**Goal**
Write out the complete material exactly as it stands.

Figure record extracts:
* * *

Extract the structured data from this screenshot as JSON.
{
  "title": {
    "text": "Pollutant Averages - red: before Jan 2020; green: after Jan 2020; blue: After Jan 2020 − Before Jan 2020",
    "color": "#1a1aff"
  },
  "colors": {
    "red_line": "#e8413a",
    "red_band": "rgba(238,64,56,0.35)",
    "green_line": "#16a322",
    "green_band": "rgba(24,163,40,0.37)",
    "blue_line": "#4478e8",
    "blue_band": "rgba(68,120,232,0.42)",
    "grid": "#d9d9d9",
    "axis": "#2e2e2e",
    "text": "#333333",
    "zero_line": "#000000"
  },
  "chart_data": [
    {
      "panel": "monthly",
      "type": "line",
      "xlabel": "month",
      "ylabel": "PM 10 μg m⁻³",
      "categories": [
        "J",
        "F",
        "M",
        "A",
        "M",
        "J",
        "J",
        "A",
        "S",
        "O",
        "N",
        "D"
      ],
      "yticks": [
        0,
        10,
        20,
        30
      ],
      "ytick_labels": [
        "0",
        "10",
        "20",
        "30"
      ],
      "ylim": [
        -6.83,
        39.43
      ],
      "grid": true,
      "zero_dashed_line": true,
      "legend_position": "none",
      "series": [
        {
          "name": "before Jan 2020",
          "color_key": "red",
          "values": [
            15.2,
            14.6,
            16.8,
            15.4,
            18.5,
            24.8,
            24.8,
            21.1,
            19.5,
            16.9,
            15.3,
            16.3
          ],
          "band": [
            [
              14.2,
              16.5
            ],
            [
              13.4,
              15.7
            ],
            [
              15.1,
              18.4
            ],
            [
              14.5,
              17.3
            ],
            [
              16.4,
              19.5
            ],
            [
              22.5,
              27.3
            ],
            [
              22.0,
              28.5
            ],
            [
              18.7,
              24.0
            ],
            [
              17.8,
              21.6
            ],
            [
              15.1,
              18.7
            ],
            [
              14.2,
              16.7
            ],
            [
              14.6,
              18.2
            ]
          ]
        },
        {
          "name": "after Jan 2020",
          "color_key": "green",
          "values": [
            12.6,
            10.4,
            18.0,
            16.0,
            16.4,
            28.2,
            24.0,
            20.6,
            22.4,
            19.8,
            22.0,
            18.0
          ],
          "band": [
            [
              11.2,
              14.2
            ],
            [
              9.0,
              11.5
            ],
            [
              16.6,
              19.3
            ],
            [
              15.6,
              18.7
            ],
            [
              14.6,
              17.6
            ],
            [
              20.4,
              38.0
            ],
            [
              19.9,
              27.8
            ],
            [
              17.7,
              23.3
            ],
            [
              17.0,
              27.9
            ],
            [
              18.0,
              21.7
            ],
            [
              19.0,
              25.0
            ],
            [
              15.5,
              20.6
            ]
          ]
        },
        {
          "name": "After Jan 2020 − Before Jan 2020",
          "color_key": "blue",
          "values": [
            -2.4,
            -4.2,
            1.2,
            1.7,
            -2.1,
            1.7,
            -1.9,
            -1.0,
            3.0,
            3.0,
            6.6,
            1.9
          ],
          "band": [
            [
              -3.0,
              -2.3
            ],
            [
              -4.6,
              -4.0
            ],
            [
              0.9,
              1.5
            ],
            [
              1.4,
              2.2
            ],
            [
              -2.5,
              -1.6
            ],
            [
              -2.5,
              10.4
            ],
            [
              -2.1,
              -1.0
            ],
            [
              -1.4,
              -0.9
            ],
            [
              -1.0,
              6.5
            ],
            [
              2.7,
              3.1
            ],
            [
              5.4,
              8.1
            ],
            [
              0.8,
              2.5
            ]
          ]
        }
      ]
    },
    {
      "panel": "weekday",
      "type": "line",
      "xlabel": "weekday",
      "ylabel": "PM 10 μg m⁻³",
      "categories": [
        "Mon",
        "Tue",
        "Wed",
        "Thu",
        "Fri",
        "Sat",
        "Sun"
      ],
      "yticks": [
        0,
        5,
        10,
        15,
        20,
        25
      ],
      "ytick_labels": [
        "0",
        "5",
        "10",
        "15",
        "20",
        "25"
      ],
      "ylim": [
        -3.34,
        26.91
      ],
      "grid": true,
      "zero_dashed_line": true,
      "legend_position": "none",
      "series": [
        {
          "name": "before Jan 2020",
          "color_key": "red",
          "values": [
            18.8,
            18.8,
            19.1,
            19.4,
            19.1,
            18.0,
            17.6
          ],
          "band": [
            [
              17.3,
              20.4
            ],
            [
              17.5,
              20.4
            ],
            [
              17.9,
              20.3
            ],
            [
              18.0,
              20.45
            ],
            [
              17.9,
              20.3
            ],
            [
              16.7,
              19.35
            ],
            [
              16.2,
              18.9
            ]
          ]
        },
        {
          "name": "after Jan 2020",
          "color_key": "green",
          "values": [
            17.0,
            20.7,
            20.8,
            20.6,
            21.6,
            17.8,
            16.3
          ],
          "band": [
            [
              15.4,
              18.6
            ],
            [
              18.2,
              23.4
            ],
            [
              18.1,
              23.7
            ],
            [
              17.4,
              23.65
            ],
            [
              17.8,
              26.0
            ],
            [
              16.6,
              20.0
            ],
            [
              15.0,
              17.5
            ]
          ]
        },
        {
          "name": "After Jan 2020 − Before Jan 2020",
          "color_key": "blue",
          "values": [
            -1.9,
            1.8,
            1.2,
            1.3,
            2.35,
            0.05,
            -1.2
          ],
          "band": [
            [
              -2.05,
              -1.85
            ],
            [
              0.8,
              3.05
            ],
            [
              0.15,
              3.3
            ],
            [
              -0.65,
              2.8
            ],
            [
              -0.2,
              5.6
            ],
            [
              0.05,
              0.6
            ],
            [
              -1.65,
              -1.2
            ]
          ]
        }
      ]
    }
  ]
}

* * *

**Worked answer**
Extract the structured data from this screenshot as JSON.
{
  "title": {
    "text": "Pollutant Averages - red: before Jan 2020; green: after Jan 2020; blue: After Jan 2020 − Before Jan 2020",
    "color": "#1a1aff"
  },
  "colors": {
    "red_line": "#e8413a",
    "red_band": "rgba(238,64,56,0.35)",
    "green_line": "#16a322",
    "green_band": "rgba(24,163,40,0.37)",
    "blue_line": "#4478e8",
    "blue_band": "rgba(68,120,232,0.42)",
    "grid": "#d9d9d9",
    "axis": "#2e2e2e",
    "text": "#333333",
    "zero_line": "#000000"
  },
  "chart_data": [
    {
      "panel": "monthly",
      "type": "line",
      "xlabel": "month",
      "ylabel": "PM 10 μg m⁻³",
      "categories": [
        "J",
        "F",
        "M",
        "A",
        "M",
        "J",
        "J",
        "A",
        "S",
        "O",
        "N",
        "D"
      ],
      "yticks": [
        0,
        10,
        20,
        30
      ],
      "ytick_labels": [
        "0",
        "10",
        "20",
        "30"
      ],
      "ylim": [
        -6.83,
        39.43
      ],
      "grid": true,
      "zero_dashed_line": true,
      "legend_position": "none",
      "series": [
        {
          "name": "before Jan 2020",
          "color_key": "red",
          "values": [
            15.2,
            14.6,
            16.8,
            15.4,
            18.5,
            24.8,
            24.8,
            21.1,
            19.5,
            16.9,
            15.3,
            16.3
          ],
          "band": [
            [
              14.2,
              16.5
            ],
            [
              13.4,
              15.7
            ],
            [
              15.1,
              18.4
            ],
            [
              14.5,
              17.3
            ],
            [
              16.4,
              19.5
            ],
            [
              22.5,
              27.3
            ],
            [
              22.0,
              28.5
            ],
            [
              18.7,
              24.0
            ],
            [
              17.8,
              21.6
            ],
            [
              15.1,
              18.7
            ],
            [
              14.2,
              16.7
            ],
            [
              14.6,
              18.2
            ]
          ]
        },
        {
          "name": "after Jan 2020",
          "color_key": "green",
          "values": [
            12.6,
            10.4,
            18.0,
            16.0,
            16.4,
            28.2,
            24.0,
            20.6,
            22.4,
            19.8,
            22.0,
            18.0
          ],
          "band": [
            [
              11.2,
              14.2
            ],
            [
              9.0,
              11.5
            ],
            [
              16.6,
              19.3
            ],
            [
              15.6,
              18.7
            ],
            [
              14.6,
              17.6
            ],
            [
              20.4,
              38.0
            ],
            [
              19.9,
              27.8
            ],
            [
              17.7,
              23.3
            ],
            [
              17.0,
              27.9
            ],
            [
              18.0,
              21.7
            ],
            [
              19.0,
              25.0
            ],
            [
              15.5,
              20.6
            ]
          ]
        },
        {
          "name": "After Jan 2020 − Before Jan 2020",
          "color_key": "blue",
          "values": [
            -2.4,
            -4.2,
            1.2,
            1.7,
            -2.1,
            1.7,
            -1.9,
            -1.0,
            3.0,
            3.0,
            6.6,
            1.9
          ],
          "band": [
            [
              -3.0,
              -2.3
            ],
            [
              -4.6,
              -4.0
            ],
            [
              0.9,
              1.5
            ],
            [
              1.4,
              2.2
            ],
            [
              -2.5,
              -1.6
            ],
            [
              -2.5,
              10.4
            ],
            [
              -2.1,
              -1.0
            ],
            [
              -1.4,
              -0.9
            ],
            [
              -1.0,
              6.5
            ],
            [
              2.7,
              3.1
            ],
            [
              5.4,
              8.1
            ],
            [
              0.8,
              2.5
            ]
          ]
        }
      ]
    },
    {
      "panel": "weekday",
      "type": "line",
      "xlabel": "weekday",
      "ylabel": "PM 10 μg m⁻³",
      "categories": [
        "Mon",
        "Tue",
        "Wed",
        "Thu",
        "Fri",
        "Sat",
        "Sun"
      ],
      "yticks": [
        0,
        5,
        10,
        15,
        20,
        25
      ],
      "ytick_labels": [
        "0",
        "5",
        "10",
        "15",
        "20",
        "25"
      ],
      "ylim": [
        -3.34,
        26.91
      ],
      "grid": true,
      "zero_dashed_line": true,
      "legend_position": "none",
      "series": [
        {
          "name": "before Jan 2020",
          "color_key": "red",
          "values": [
            18.8,
            18.8,
            19.1,
            19.4,
            19.1,
            18.0,
            17.6
          ],
          "band": [
            [
              17.3,
              20.4
            ],
            [
              17.5,
              20.4
            ],
            [
              17.9,
              20.3
            ],
            [
              18.0,
              20.45
            ],
            [
              17.9,
              20.3
            ],
            [
              16.7,
              19.35
            ],
            [
              16.2,
              18.9
            ]
          ]
        },
        {
          "name": "after Jan 2020",
          "color_key": "green",
          "values": [
            17.0,
            20.7,
            20.8,
            20.6,
            21.6,
            17.8,
            16.3
          ],
          "band": [
            [
              15.4,
              18.6
            ],
            [
              18.2,
              23.4
            ],
            [
              18.1,
              23.7
            ],
            [
              17.4,
              23.65
            ],
            [
              17.8,
              26.0
            ],
            [
              16.6,
              20.0
            ],
            [
              15.0,
              17.5
            ]
          ]
        },
        {
          "name": "After Jan 2020 − Before Jan 2020",
          "color_key": "blue",
          "values": [
            -1.9,
            1.8,
            1.2,
            1.3,
            2.35,
            0.05,
            -1.2
          ],
          "band": [
            [
              -2.05,
              -1.85
            ],
            [
              0.8,
              3.05
            ],
            [
              0.15,
              3.3
            ],
            [
              -0.65,
              2.8
            ],
            [
              -0.2,
              5.6
            ],
            [
              0.05,
              0.6
            ],
            [
              -1.65,
              -1.2
            ]
          ]
        }
      ]
    }
  ]
}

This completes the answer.